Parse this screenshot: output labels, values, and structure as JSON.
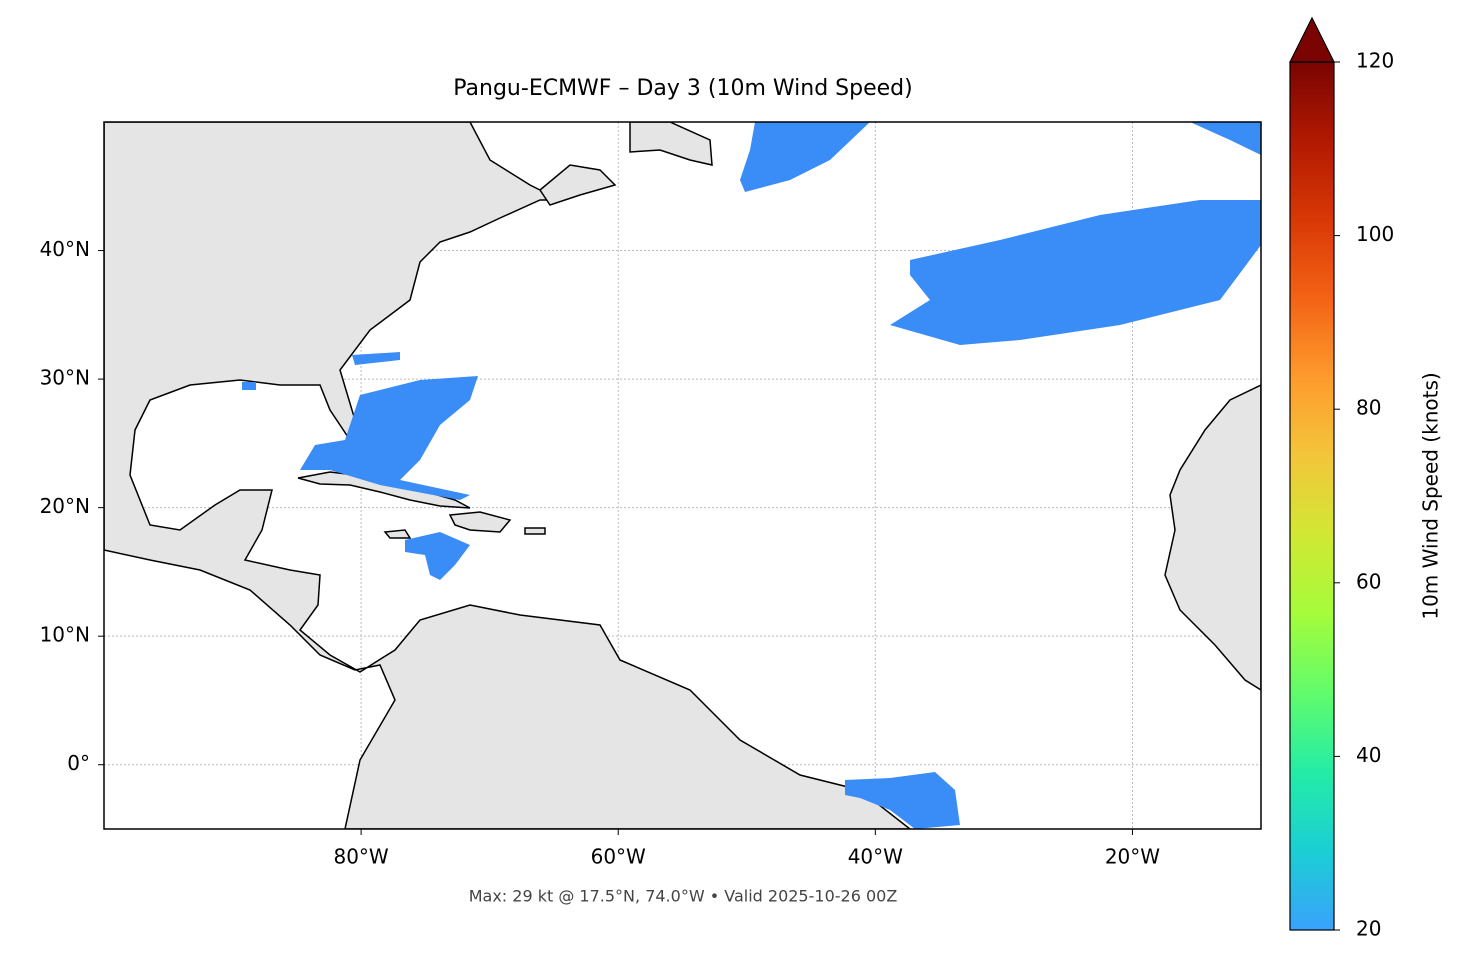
{
  "chart_data": {
    "type": "map",
    "title": "Pangu-ECMWF – Day 3 (10m Wind Speed)",
    "caption": "Max: 29 kt @ 17.5°N, 74.0°W • Valid 2025-10-26 00Z",
    "xlim": [
      -100,
      -10
    ],
    "ylim": [
      -5,
      50
    ],
    "xticks": [
      {
        "value": -80,
        "label": "80°W"
      },
      {
        "value": -60,
        "label": "60°W"
      },
      {
        "value": -40,
        "label": "40°W"
      },
      {
        "value": -20,
        "label": "20°W"
      }
    ],
    "yticks": [
      {
        "value": 0,
        "label": "0°"
      },
      {
        "value": 10,
        "label": "10°N"
      },
      {
        "value": 20,
        "label": "20°N"
      },
      {
        "value": 30,
        "label": "30°N"
      },
      {
        "value": 40,
        "label": "40°N"
      }
    ],
    "grid": true,
    "colorbar": {
      "label": "10m Wind Speed (knots)",
      "colormap": "turbo",
      "lim": [
        20,
        120
      ],
      "ticks": [
        20,
        40,
        60,
        80,
        100,
        120
      ],
      "extend": "max"
    }
  }
}
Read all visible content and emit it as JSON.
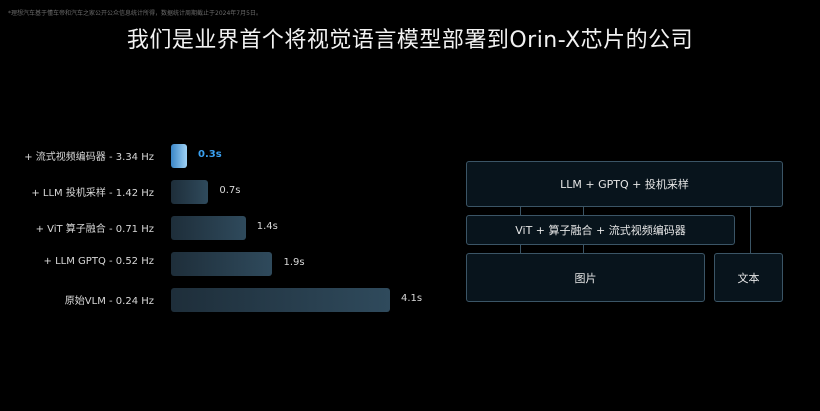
{
  "footnote": "*理想汽车基于懂车帝和汽车之家公开公众信息统计所得，数据统计周期截止于2024年7月5日。",
  "title": "我们是业界首个将视觉语言模型部署到Orin-X芯片的公司",
  "chart_data": {
    "type": "bar",
    "orientation": "horizontal",
    "categories": [
      "+ 流式视频编码器 - 3.34 Hz",
      "+ LLM 投机采样 - 1.42 Hz",
      "+ ViT 算子融合 - 0.71 Hz",
      "+ LLM GPTQ - 0.52 Hz",
      "原始VLM - 0.24 Hz"
    ],
    "values": [
      0.3,
      0.7,
      1.4,
      1.9,
      4.1
    ],
    "value_labels": [
      "0.3s",
      "0.7s",
      "1.4s",
      "1.9s",
      "4.1s"
    ],
    "highlight_index": 0,
    "xlim": [
      0,
      4.1
    ],
    "title": "",
    "xlabel": "",
    "ylabel": "",
    "grid": false,
    "colors": {
      "highlight": "#3aa0f0",
      "bar": "#2f4a5c"
    }
  },
  "diagram": {
    "box_top": "LLM + GPTQ + 投机采样",
    "box_middle": "ViT + 算子融合 + 流式视频编码器",
    "box_image": "图片",
    "box_text": "文本"
  }
}
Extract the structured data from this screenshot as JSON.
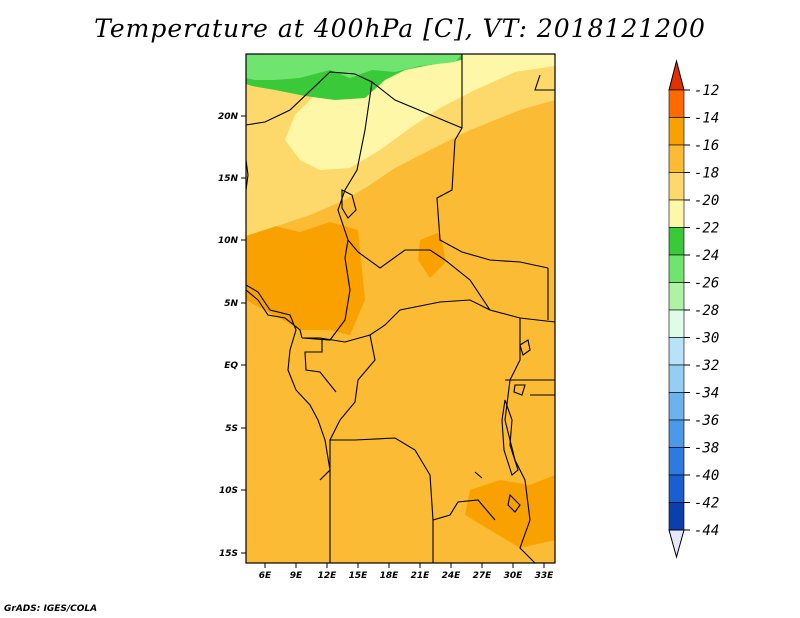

------------

REQUIREMENT — Repeat every record precisely. Any picture among them stays out of the copy.

IN RESPONSE —
Parse this screenshot: output labels, values, and structure as JSON.
{
  "chart_data": {
    "type": "map",
    "title": "Pangu-ECMWF – Day 3 (10m Wind Speed)",
    "caption": "Max: 29 kt @ 17.5°N, 74.0°W • Valid 2025-10-26 00Z",
    "xlim": [
      -100,
      -10
    ],
    "ylim": [
      -5,
      50
    ],
    "xticks": [
      {
        "value": -80,
        "label": "80°W"
      },
      {
        "value": -60,
        "label": "60°W"
      },
      {
        "value": -40,
        "label": "40°W"
      },
      {
        "value": -20,
        "label": "20°W"
      }
    ],
    "yticks": [
      {
        "value": 0,
        "label": "0°"
      },
      {
        "value": 10,
        "label": "10°N"
      },
      {
        "value": 20,
        "label": "20°N"
      },
      {
        "value": 30,
        "label": "30°N"
      },
      {
        "value": 40,
        "label": "40°N"
      }
    ],
    "grid": true,
    "colorbar": {
      "label": "10m Wind Speed (knots)",
      "colormap": "turbo",
      "lim": [
        20,
        120
      ],
      "ticks": [
        20,
        40,
        60,
        80,
        100,
        120
      ],
      "extend": "max"
    }
  }
}
Read all visible content and emit it as JSON.
{
  "footnote": "*理想汽车基于懂车帝和汽车之家公开公众信息统计所得，数据统计周期截止于2024年7月5日。",
  "title": "我们是业界首个将视觉语言模型部署到Orin-X芯片的公司",
  "chart_data": {
    "type": "bar",
    "orientation": "horizontal",
    "categories": [
      "+ 流式视频编码器 - 3.34 Hz",
      "+ LLM 投机采样 - 1.42 Hz",
      "+ ViT 算子融合 - 0.71 Hz",
      "+ LLM GPTQ - 0.52 Hz",
      "原始VLM - 0.24 Hz"
    ],
    "values": [
      0.3,
      0.7,
      1.4,
      1.9,
      4.1
    ],
    "value_labels": [
      "0.3s",
      "0.7s",
      "1.4s",
      "1.9s",
      "4.1s"
    ],
    "highlight_index": 0,
    "xlim": [
      0,
      4.1
    ],
    "title": "",
    "xlabel": "",
    "ylabel": "",
    "grid": false,
    "colors": {
      "highlight": "#3aa0f0",
      "bar": "#2f4a5c"
    }
  },
  "diagram": {
    "box_top": "LLM + GPTQ + 投机采样",
    "box_middle": "ViT + 算子融合 + 流式视频编码器",
    "box_image": "图片",
    "box_text": "文本"
  }
}
Extract the structured data from this screenshot as JSON.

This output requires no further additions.